** Records for this exercise **
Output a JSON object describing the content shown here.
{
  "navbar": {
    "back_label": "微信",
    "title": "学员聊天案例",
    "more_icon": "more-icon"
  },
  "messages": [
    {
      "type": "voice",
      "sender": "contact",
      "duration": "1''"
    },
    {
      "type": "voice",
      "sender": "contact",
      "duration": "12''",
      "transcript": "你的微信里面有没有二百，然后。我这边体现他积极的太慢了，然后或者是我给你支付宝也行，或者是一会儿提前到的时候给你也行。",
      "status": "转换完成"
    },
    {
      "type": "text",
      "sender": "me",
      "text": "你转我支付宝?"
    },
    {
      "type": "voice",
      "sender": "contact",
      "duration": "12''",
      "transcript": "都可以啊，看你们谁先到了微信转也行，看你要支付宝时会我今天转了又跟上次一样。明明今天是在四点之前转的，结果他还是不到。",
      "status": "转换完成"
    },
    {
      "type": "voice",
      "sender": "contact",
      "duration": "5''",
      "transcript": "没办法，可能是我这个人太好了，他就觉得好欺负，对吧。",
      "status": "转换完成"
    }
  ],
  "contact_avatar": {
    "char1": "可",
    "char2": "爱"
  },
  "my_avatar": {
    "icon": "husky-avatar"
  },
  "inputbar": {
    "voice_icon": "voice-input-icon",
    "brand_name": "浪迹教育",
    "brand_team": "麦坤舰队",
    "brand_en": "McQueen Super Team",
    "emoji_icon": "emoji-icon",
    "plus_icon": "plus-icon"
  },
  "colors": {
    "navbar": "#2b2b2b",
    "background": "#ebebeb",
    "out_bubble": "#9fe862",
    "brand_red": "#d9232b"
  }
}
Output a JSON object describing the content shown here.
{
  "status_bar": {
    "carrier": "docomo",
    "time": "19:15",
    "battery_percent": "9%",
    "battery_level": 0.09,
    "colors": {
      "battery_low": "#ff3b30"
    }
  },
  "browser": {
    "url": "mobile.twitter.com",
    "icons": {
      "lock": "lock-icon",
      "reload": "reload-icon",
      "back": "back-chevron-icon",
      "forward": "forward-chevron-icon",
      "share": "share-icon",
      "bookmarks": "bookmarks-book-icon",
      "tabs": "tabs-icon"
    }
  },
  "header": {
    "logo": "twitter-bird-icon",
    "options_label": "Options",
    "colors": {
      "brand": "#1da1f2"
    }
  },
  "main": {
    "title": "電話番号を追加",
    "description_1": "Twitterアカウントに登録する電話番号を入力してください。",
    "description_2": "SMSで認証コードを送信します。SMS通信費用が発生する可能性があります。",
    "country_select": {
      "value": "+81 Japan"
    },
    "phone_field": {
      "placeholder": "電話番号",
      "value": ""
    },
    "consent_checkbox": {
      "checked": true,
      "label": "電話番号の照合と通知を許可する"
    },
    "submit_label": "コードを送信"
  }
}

** Exercise brief **
Print the records above in full, exactly.

** Written solution **
Output a JSON object describing the content shown here.
{
  "navbar": {
    "back_label": "微信",
    "title": "学员聊天案例",
    "more_icon": "more-icon"
  },
  "messages": [
    {
      "type": "voice",
      "sender": "contact",
      "duration": "1''"
    },
    {
      "type": "voice",
      "sender": "contact",
      "duration": "12''",
      "transcript": "你的微信里面有没有二百，然后。我这边体现他积极的太慢了，然后或者是我给你支付宝也行，或者是一会儿提前到的时候给你也行。",
      "status": "转换完成"
    },
    {
      "type": "text",
      "sender": "me",
      "text": "你转我支付宝?"
    },
    {
      "type": "voice",
      "sender": "contact",
      "duration": "12''",
      "transcript": "都可以啊，看你们谁先到了微信转也行，看你要支付宝时会我今天转了又跟上次一样。明明今天是在四点之前转的，结果他还是不到。",
      "status": "转换完成"
    },
    {
      "type": "voice",
      "sender": "contact",
      "duration": "5''",
      "transcript": "没办法，可能是我这个人太好了，他就觉得好欺负，对吧。",
      "status": "转换完成"
    }
  ],
  "contact_avatar": {
    "char1": "可",
    "char2": "爱"
  },
  "my_avatar": {
    "icon": "husky-avatar"
  },
  "inputbar": {
    "voice_icon": "voice-input-icon",
    "brand_name": "浪迹教育",
    "brand_team": "麦坤舰队",
    "brand_en": "McQueen Super Team",
    "emoji_icon": "emoji-icon",
    "plus_icon": "plus-icon"
  },
  "colors": {
    "navbar": "#2b2b2b",
    "background": "#ebebeb",
    "out_bubble": "#9fe862",
    "brand_red": "#d9232b"
  }
}
Output a JSON object describing the content shown here.
{
  "status_bar": {
    "carrier": "docomo",
    "time": "19:15",
    "battery_percent": "9%",
    "battery_level": 0.09,
    "colors": {
      "battery_low": "#ff3b30"
    }
  },
  "browser": {
    "url": "mobile.twitter.com",
    "icons": {
      "lock": "lock-icon",
      "reload": "reload-icon",
      "back": "back-chevron-icon",
      "forward": "forward-chevron-icon",
      "share": "share-icon",
      "bookmarks": "bookmarks-book-icon",
      "tabs": "tabs-icon"
    }
  },
  "header": {
    "logo": "twitter-bird-icon",
    "options_label": "Options",
    "colors": {
      "brand": "#1da1f2"
    }
  },
  "main": {
    "title": "電話番号を追加",
    "description_1": "Twitterアカウントに登録する電話番号を入力してください。",
    "description_2": "SMSで認証コードを送信します。SMS通信費用が発生する可能性があります。",
    "country_select": {
      "value": "+81 Japan"
    },
    "phone_field": {
      "placeholder": "電話番号",
      "value": ""
    },
    "consent_checkbox": {
      "checked": true,
      "label": "電話番号の照合と通知を許可する"
    },
    "submit_label": "コードを送信"
  }
}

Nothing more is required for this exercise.